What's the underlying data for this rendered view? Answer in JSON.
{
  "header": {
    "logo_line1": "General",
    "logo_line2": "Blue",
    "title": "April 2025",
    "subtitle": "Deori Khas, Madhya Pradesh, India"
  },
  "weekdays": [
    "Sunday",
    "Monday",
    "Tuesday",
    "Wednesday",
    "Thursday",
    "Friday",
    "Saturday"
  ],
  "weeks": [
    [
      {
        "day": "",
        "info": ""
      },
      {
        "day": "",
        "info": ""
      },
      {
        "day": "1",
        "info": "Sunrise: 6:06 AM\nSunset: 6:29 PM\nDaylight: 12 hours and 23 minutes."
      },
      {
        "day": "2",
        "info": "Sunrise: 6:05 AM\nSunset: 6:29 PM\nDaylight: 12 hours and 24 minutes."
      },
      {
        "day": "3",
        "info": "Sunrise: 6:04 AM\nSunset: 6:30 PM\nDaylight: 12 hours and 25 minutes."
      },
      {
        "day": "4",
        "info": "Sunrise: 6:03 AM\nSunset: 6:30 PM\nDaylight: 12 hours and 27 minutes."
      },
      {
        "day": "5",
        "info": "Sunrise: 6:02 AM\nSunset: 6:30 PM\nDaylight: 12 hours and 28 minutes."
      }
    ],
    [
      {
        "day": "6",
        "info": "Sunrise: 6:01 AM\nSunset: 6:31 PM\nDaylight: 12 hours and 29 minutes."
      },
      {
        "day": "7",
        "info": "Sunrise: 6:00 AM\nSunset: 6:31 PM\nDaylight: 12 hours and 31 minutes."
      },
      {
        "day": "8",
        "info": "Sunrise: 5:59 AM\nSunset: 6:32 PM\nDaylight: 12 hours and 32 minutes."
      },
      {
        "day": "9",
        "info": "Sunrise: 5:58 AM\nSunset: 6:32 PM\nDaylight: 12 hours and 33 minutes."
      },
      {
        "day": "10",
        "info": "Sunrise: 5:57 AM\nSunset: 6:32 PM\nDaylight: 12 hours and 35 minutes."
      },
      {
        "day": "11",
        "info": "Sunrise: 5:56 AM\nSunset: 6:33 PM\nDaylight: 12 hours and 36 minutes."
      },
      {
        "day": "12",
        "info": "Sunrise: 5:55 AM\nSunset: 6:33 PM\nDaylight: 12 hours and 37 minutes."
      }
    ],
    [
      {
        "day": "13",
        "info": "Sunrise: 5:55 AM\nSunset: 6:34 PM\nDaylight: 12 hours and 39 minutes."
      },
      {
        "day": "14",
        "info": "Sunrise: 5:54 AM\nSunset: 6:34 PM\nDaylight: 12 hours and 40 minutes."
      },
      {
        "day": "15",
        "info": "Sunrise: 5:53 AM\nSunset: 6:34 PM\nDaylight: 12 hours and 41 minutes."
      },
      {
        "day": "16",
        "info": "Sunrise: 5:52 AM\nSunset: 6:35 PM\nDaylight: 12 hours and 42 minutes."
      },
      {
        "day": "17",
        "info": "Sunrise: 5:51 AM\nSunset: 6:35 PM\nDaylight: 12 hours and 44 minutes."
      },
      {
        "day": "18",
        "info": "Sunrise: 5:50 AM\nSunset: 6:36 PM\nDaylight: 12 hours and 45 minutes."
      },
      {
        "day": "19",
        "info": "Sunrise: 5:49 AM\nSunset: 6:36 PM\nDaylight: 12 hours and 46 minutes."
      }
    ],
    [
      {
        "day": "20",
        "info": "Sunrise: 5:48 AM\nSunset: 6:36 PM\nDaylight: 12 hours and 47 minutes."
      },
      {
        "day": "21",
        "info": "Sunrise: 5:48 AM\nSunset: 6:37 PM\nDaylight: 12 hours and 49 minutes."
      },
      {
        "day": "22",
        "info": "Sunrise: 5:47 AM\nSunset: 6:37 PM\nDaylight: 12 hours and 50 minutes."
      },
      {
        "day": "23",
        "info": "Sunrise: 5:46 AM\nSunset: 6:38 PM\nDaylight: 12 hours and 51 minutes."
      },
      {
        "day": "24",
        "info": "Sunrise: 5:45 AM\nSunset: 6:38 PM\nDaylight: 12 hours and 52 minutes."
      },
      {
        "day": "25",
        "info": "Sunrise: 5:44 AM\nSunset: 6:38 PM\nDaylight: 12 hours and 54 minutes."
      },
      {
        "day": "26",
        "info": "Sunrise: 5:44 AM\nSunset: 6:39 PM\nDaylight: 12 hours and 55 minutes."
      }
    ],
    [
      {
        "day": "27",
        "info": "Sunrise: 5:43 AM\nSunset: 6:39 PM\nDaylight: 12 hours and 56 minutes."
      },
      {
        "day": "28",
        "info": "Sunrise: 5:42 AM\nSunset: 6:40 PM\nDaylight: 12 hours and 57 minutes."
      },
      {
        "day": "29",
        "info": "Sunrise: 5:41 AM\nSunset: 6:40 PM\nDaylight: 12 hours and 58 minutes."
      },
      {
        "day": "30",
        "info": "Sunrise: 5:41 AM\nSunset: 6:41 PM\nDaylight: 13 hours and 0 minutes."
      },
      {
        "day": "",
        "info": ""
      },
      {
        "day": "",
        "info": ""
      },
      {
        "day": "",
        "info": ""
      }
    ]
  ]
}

__________________________________________________

# THE REQUEST:
All of the material above needs to be retyped word for word.

# WRITTEN SOLUTION:
What's the underlying data for this rendered view? Answer in JSON.
{
  "header": {
    "logo_line1": "General",
    "logo_line2": "Blue",
    "title": "April 2025",
    "subtitle": "Deori Khas, Madhya Pradesh, India"
  },
  "weekdays": [
    "Sunday",
    "Monday",
    "Tuesday",
    "Wednesday",
    "Thursday",
    "Friday",
    "Saturday"
  ],
  "weeks": [
    [
      {
        "day": "",
        "info": ""
      },
      {
        "day": "",
        "info": ""
      },
      {
        "day": "1",
        "info": "Sunrise: 6:06 AM\nSunset: 6:29 PM\nDaylight: 12 hours and 23 minutes."
      },
      {
        "day": "2",
        "info": "Sunrise: 6:05 AM\nSunset: 6:29 PM\nDaylight: 12 hours and 24 minutes."
      },
      {
        "day": "3",
        "info": "Sunrise: 6:04 AM\nSunset: 6:30 PM\nDaylight: 12 hours and 25 minutes."
      },
      {
        "day": "4",
        "info": "Sunrise: 6:03 AM\nSunset: 6:30 PM\nDaylight: 12 hours and 27 minutes."
      },
      {
        "day": "5",
        "info": "Sunrise: 6:02 AM\nSunset: 6:30 PM\nDaylight: 12 hours and 28 minutes."
      }
    ],
    [
      {
        "day": "6",
        "info": "Sunrise: 6:01 AM\nSunset: 6:31 PM\nDaylight: 12 hours and 29 minutes."
      },
      {
        "day": "7",
        "info": "Sunrise: 6:00 AM\nSunset: 6:31 PM\nDaylight: 12 hours and 31 minutes."
      },
      {
        "day": "8",
        "info": "Sunrise: 5:59 AM\nSunset: 6:32 PM\nDaylight: 12 hours and 32 minutes."
      },
      {
        "day": "9",
        "info": "Sunrise: 5:58 AM\nSunset: 6:32 PM\nDaylight: 12 hours and 33 minutes."
      },
      {
        "day": "10",
        "info": "Sunrise: 5:57 AM\nSunset: 6:32 PM\nDaylight: 12 hours and 35 minutes."
      },
      {
        "day": "11",
        "info": "Sunrise: 5:56 AM\nSunset: 6:33 PM\nDaylight: 12 hours and 36 minutes."
      },
      {
        "day": "12",
        "info": "Sunrise: 5:55 AM\nSunset: 6:33 PM\nDaylight: 12 hours and 37 minutes."
      }
    ],
    [
      {
        "day": "13",
        "info": "Sunrise: 5:55 AM\nSunset: 6:34 PM\nDaylight: 12 hours and 39 minutes."
      },
      {
        "day": "14",
        "info": "Sunrise: 5:54 AM\nSunset: 6:34 PM\nDaylight: 12 hours and 40 minutes."
      },
      {
        "day": "15",
        "info": "Sunrise: 5:53 AM\nSunset: 6:34 PM\nDaylight: 12 hours and 41 minutes."
      },
      {
        "day": "16",
        "info": "Sunrise: 5:52 AM\nSunset: 6:35 PM\nDaylight: 12 hours and 42 minutes."
      },
      {
        "day": "17",
        "info": "Sunrise: 5:51 AM\nSunset: 6:35 PM\nDaylight: 12 hours and 44 minutes."
      },
      {
        "day": "18",
        "info": "Sunrise: 5:50 AM\nSunset: 6:36 PM\nDaylight: 12 hours and 45 minutes."
      },
      {
        "day": "19",
        "info": "Sunrise: 5:49 AM\nSunset: 6:36 PM\nDaylight: 12 hours and 46 minutes."
      }
    ],
    [
      {
        "day": "20",
        "info": "Sunrise: 5:48 AM\nSunset: 6:36 PM\nDaylight: 12 hours and 47 minutes."
      },
      {
        "day": "21",
        "info": "Sunrise: 5:48 AM\nSunset: 6:37 PM\nDaylight: 12 hours and 49 minutes."
      },
      {
        "day": "22",
        "info": "Sunrise: 5:47 AM\nSunset: 6:37 PM\nDaylight: 12 hours and 50 minutes."
      },
      {
        "day": "23",
        "info": "Sunrise: 5:46 AM\nSunset: 6:38 PM\nDaylight: 12 hours and 51 minutes."
      },
      {
        "day": "24",
        "info": "Sunrise: 5:45 AM\nSunset: 6:38 PM\nDaylight: 12 hours and 52 minutes."
      },
      {
        "day": "25",
        "info": "Sunrise: 5:44 AM\nSunset: 6:38 PM\nDaylight: 12 hours and 54 minutes."
      },
      {
        "day": "26",
        "info": "Sunrise: 5:44 AM\nSunset: 6:39 PM\nDaylight: 12 hours and 55 minutes."
      }
    ],
    [
      {
        "day": "27",
        "info": "Sunrise: 5:43 AM\nSunset: 6:39 PM\nDaylight: 12 hours and 56 minutes."
      },
      {
        "day": "28",
        "info": "Sunrise: 5:42 AM\nSunset: 6:40 PM\nDaylight: 12 hours and 57 minutes."
      },
      {
        "day": "29",
        "info": "Sunrise: 5:41 AM\nSunset: 6:40 PM\nDaylight: 12 hours and 58 minutes."
      },
      {
        "day": "30",
        "info": "Sunrise: 5:41 AM\nSunset: 6:41 PM\nDaylight: 13 hours and 0 minutes."
      },
      {
        "day": "",
        "info": ""
      },
      {
        "day": "",
        "info": ""
      },
      {
        "day": "",
        "info": ""
      }
    ]
  ]
}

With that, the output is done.